The exercise:
Transcribe the material verbatim in full; the pictures do not belong in the copy.

** BEGIN Working data **

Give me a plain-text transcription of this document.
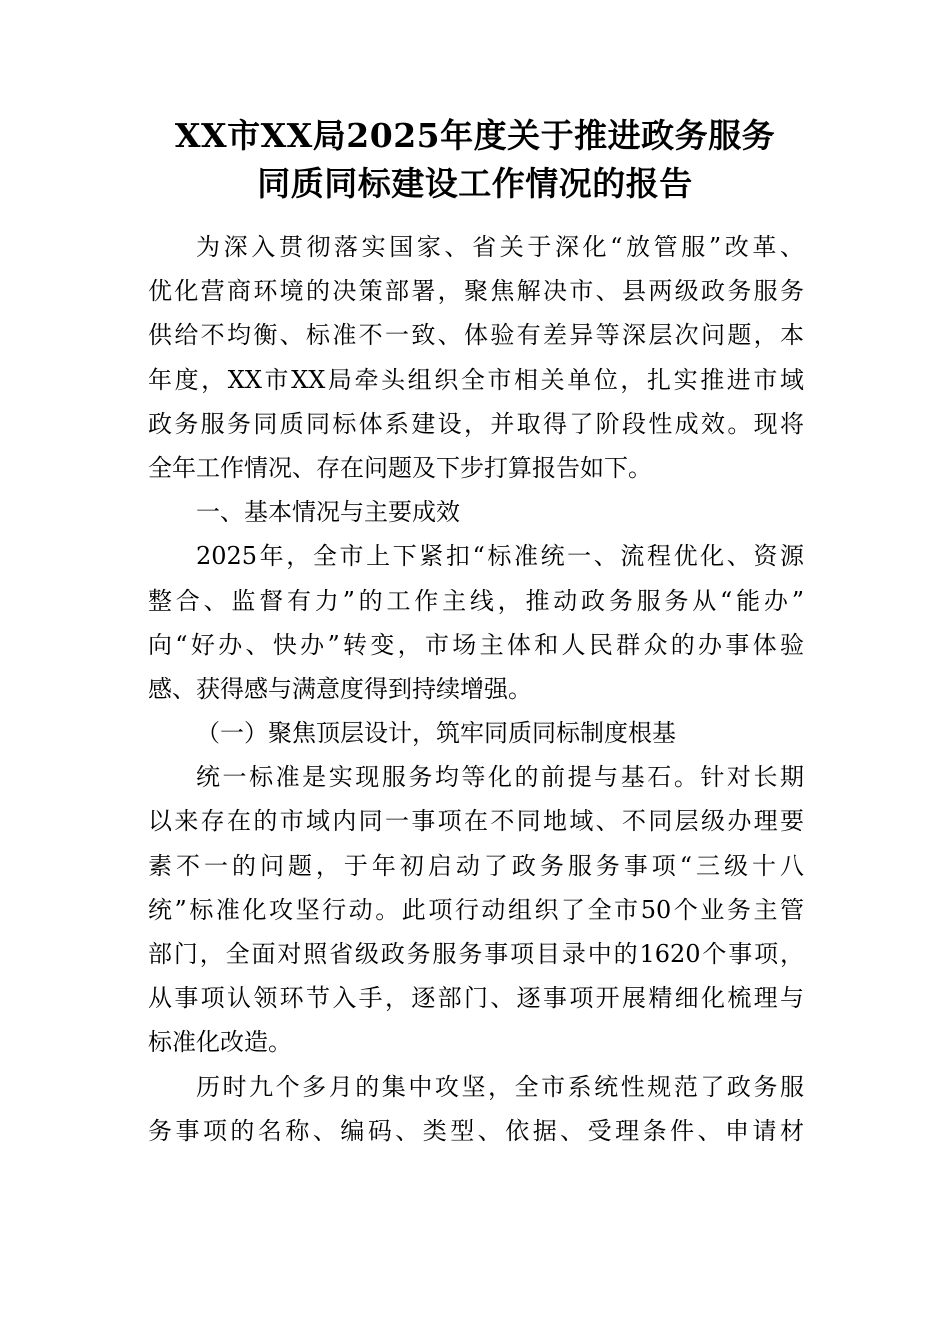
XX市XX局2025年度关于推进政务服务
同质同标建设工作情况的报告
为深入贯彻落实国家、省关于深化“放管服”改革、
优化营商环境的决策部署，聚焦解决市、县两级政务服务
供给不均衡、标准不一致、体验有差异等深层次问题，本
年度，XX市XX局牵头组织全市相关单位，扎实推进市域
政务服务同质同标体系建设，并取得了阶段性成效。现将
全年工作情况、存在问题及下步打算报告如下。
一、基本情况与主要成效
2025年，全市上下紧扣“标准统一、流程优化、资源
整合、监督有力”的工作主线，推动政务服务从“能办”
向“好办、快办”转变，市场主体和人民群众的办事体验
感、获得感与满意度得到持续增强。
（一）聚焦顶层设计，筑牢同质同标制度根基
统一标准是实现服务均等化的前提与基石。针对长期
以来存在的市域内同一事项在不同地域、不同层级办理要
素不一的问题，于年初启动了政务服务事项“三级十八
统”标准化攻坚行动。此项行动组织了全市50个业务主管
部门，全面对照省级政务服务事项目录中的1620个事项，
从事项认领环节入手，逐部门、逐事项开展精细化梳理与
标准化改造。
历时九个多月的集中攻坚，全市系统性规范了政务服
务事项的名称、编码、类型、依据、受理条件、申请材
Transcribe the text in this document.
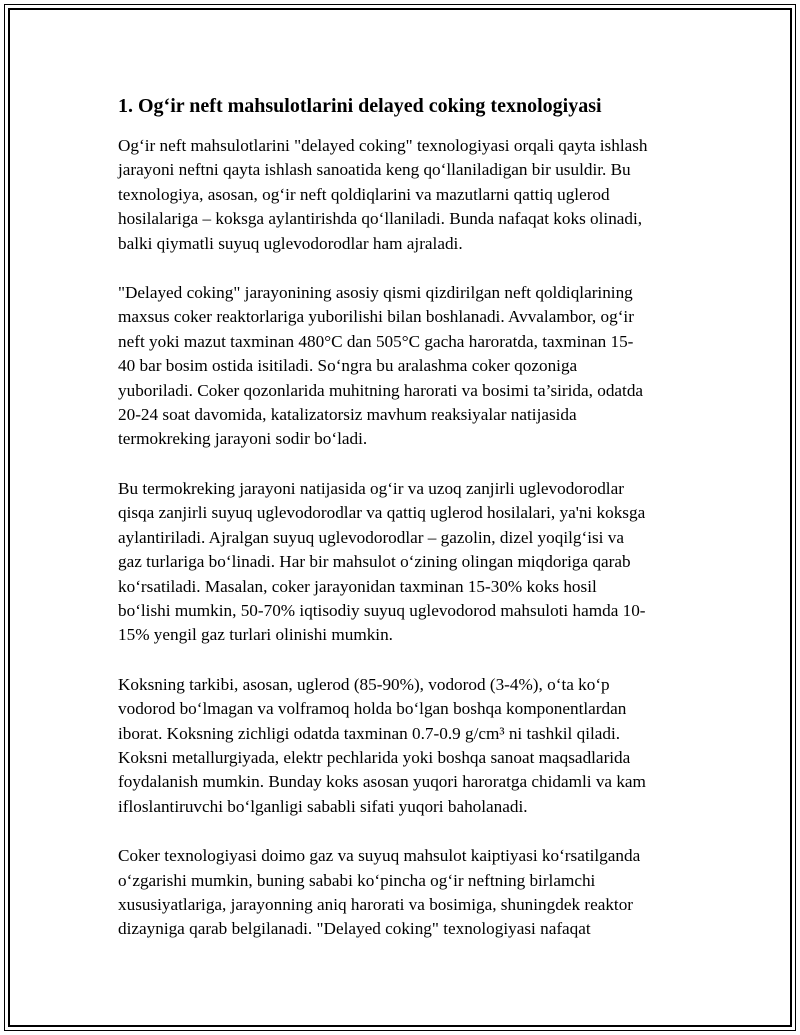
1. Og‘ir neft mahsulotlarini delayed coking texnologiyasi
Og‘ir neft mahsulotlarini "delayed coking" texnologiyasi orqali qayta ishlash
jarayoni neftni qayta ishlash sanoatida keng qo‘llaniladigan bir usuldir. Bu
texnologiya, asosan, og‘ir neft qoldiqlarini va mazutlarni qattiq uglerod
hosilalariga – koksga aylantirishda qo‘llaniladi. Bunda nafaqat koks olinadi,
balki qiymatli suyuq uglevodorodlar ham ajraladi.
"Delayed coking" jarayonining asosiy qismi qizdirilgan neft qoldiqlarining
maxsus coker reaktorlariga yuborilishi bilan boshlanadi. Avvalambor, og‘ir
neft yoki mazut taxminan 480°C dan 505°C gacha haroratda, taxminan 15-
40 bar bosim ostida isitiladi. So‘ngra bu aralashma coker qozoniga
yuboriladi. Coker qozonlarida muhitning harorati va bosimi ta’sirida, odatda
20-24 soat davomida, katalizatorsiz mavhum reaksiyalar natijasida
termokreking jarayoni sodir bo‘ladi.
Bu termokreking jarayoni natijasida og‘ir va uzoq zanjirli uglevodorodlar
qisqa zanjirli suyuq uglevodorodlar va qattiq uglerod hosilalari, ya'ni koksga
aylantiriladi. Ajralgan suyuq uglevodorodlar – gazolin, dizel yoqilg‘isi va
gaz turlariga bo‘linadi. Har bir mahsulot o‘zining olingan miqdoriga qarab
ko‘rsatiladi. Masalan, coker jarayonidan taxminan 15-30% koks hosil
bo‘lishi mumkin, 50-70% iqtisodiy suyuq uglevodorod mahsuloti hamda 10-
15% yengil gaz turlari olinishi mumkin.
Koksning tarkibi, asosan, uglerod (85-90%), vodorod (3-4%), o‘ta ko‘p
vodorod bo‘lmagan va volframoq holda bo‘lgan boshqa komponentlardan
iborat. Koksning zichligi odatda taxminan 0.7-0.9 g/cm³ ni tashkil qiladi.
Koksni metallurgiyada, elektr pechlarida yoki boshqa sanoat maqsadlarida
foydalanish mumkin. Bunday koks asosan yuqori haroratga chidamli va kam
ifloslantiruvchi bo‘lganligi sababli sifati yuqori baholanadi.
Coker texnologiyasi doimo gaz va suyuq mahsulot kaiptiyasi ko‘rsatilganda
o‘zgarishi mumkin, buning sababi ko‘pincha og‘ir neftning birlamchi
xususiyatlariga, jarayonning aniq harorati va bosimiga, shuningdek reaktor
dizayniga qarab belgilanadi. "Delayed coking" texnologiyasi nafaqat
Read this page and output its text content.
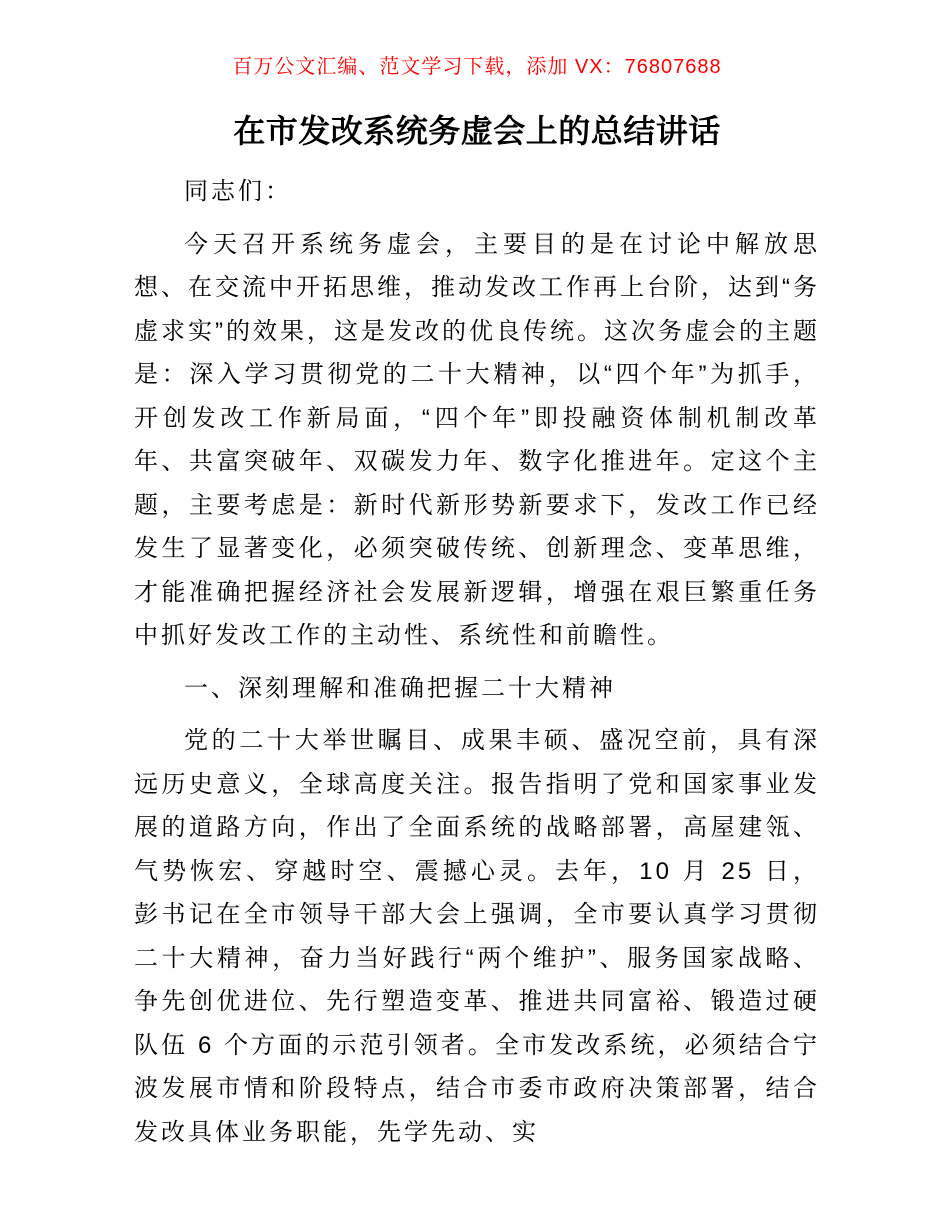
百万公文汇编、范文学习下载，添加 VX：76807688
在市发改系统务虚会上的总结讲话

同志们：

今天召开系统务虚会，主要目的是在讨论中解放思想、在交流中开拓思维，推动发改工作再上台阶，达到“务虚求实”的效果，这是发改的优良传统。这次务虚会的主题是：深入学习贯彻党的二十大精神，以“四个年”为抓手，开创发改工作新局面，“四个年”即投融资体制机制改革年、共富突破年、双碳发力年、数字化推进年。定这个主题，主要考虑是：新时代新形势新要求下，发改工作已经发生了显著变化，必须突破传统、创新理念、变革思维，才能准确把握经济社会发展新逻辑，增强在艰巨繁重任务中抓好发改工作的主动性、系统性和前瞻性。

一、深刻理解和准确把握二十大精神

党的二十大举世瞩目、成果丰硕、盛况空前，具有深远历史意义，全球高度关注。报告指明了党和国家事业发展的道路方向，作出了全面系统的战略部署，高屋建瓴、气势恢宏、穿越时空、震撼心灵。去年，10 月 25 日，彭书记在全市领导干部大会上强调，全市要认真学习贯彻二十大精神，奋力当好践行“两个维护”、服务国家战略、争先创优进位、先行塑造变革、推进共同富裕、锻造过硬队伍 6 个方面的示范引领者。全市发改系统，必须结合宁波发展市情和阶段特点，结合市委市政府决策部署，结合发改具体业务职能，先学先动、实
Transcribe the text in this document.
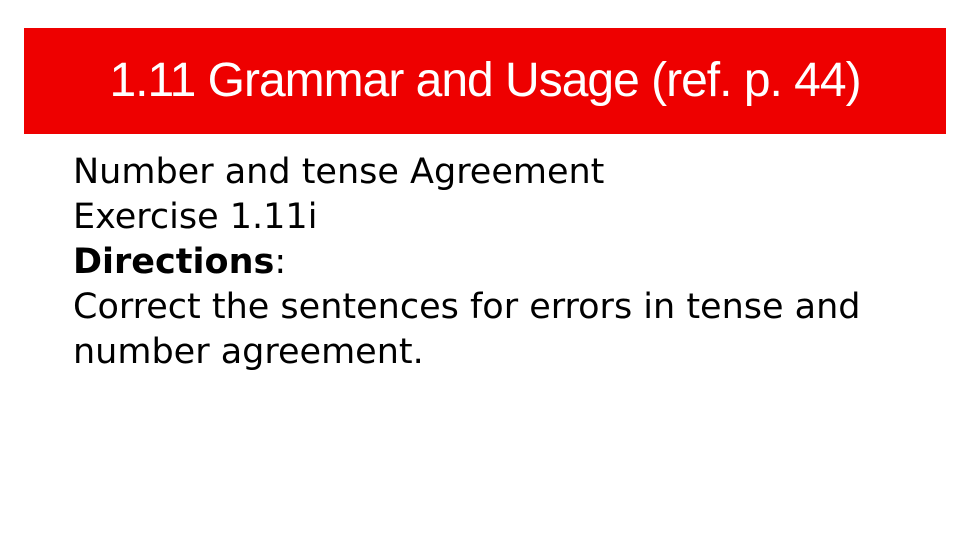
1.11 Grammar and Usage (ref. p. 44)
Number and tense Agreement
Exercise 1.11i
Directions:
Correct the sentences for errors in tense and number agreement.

** END Working data **

Solution to this exercise:
Give me a plain-text transcription of this document.
XX市XX局2025年度关于推进政务服务
同质同标建设工作情况的报告
为深入贯彻落实国家、省关于深化“放管服”改革、
优化营商环境的决策部署，聚焦解决市、县两级政务服务
供给不均衡、标准不一致、体验有差异等深层次问题，本
年度，XX市XX局牵头组织全市相关单位，扎实推进市域
政务服务同质同标体系建设，并取得了阶段性成效。现将
全年工作情况、存在问题及下步打算报告如下。
一、基本情况与主要成效
2025年，全市上下紧扣“标准统一、流程优化、资源
整合、监督有力”的工作主线，推动政务服务从“能办”
向“好办、快办”转变，市场主体和人民群众的办事体验
感、获得感与满意度得到持续增强。
（一）聚焦顶层设计，筑牢同质同标制度根基
统一标准是实现服务均等化的前提与基石。针对长期
以来存在的市域内同一事项在不同地域、不同层级办理要
素不一的问题，于年初启动了政务服务事项“三级十八
统”标准化攻坚行动。此项行动组织了全市50个业务主管
部门，全面对照省级政务服务事项目录中的1620个事项，
从事项认领环节入手，逐部门、逐事项开展精细化梳理与
标准化改造。
历时九个多月的集中攻坚，全市系统性规范了政务服
务事项的名称、编码、类型、依据、受理条件、申请材
Transcribe the text in this document.
1. Og‘ir neft mahsulotlarini delayed coking texnologiyasi
Og‘ir neft mahsulotlarini "delayed coking" texnologiyasi orqali qayta ishlash
jarayoni neftni qayta ishlash sanoatida keng qo‘llaniladigan bir usuldir. Bu
texnologiya, asosan, og‘ir neft qoldiqlarini va mazutlarni qattiq uglerod
hosilalariga – koksga aylantirishda qo‘llaniladi. Bunda nafaqat koks olinadi,
balki qiymatli suyuq uglevodorodlar ham ajraladi.
"Delayed coking" jarayonining asosiy qismi qizdirilgan neft qoldiqlarining
maxsus coker reaktorlariga yuborilishi bilan boshlanadi. Avvalambor, og‘ir
neft yoki mazut taxminan 480°C dan 505°C gacha haroratda, taxminan 15-
40 bar bosim ostida isitiladi. So‘ngra bu aralashma coker qozoniga
yuboriladi. Coker qozonlarida muhitning harorati va bosimi ta’sirida, odatda
20-24 soat davomida, katalizatorsiz mavhum reaksiyalar natijasida
termokreking jarayoni sodir bo‘ladi.
Bu termokreking jarayoni natijasida og‘ir va uzoq zanjirli uglevodorodlar
qisqa zanjirli suyuq uglevodorodlar va qattiq uglerod hosilalari, ya'ni koksga
aylantiriladi. Ajralgan suyuq uglevodorodlar – gazolin, dizel yoqilg‘isi va
gaz turlariga bo‘linadi. Har bir mahsulot o‘zining olingan miqdoriga qarab
ko‘rsatiladi. Masalan, coker jarayonidan taxminan 15-30% koks hosil
bo‘lishi mumkin, 50-70% iqtisodiy suyuq uglevodorod mahsuloti hamda 10-
15% yengil gaz turlari olinishi mumkin.
Koksning tarkibi, asosan, uglerod (85-90%), vodorod (3-4%), o‘ta ko‘p
vodorod bo‘lmagan va volframoq holda bo‘lgan boshqa komponentlardan
iborat. Koksning zichligi odatda taxminan 0.7-0.9 g/cm³ ni tashkil qiladi.
Koksni metallurgiyada, elektr pechlarida yoki boshqa sanoat maqsadlarida
foydalanish mumkin. Bunday koks asosan yuqori haroratga chidamli va kam
ifloslantiruvchi bo‘lganligi sababli sifati yuqori baholanadi.
Coker texnologiyasi doimo gaz va suyuq mahsulot kaiptiyasi ko‘rsatilganda
o‘zgarishi mumkin, buning sababi ko‘pincha og‘ir neftning birlamchi
xususiyatlariga, jarayonning aniq harorati va bosimiga, shuningdek reaktor
dizayniga qarab belgilanadi. "Delayed coking" texnologiyasi nafaqat
Read this page and output its text content.
百万公文汇编、范文学习下载，添加 VX：76807688
在市发改系统务虚会上的总结讲话

同志们：

今天召开系统务虚会，主要目的是在讨论中解放思想、在交流中开拓思维，推动发改工作再上台阶，达到“务虚求实”的效果，这是发改的优良传统。这次务虚会的主题是：深入学习贯彻党的二十大精神，以“四个年”为抓手，开创发改工作新局面，“四个年”即投融资体制机制改革年、共富突破年、双碳发力年、数字化推进年。定这个主题，主要考虑是：新时代新形势新要求下，发改工作已经发生了显著变化，必须突破传统、创新理念、变革思维，才能准确把握经济社会发展新逻辑，增强在艰巨繁重任务中抓好发改工作的主动性、系统性和前瞻性。

一、深刻理解和准确把握二十大精神

党的二十大举世瞩目、成果丰硕、盛况空前，具有深远历史意义，全球高度关注。报告指明了党和国家事业发展的道路方向，作出了全面系统的战略部署，高屋建瓴、气势恢宏、穿越时空、震撼心灵。去年，10 月 25 日，彭书记在全市领导干部大会上强调，全市要认真学习贯彻二十大精神，奋力当好践行“两个维护”、服务国家战略、争先创优进位、先行塑造变革、推进共同富裕、锻造过硬队伍 6 个方面的示范引领者。全市发改系统，必须结合宁波发展市情和阶段特点，结合市委市政府决策部署，结合发改具体业务职能，先学先动、实
Transcribe the text in this document.
1.11 Grammar and Usage (ref. p. 44)
Number and tense Agreement
Exercise 1.11i
Directions:
Correct the sentences for errors in tense and number agreement.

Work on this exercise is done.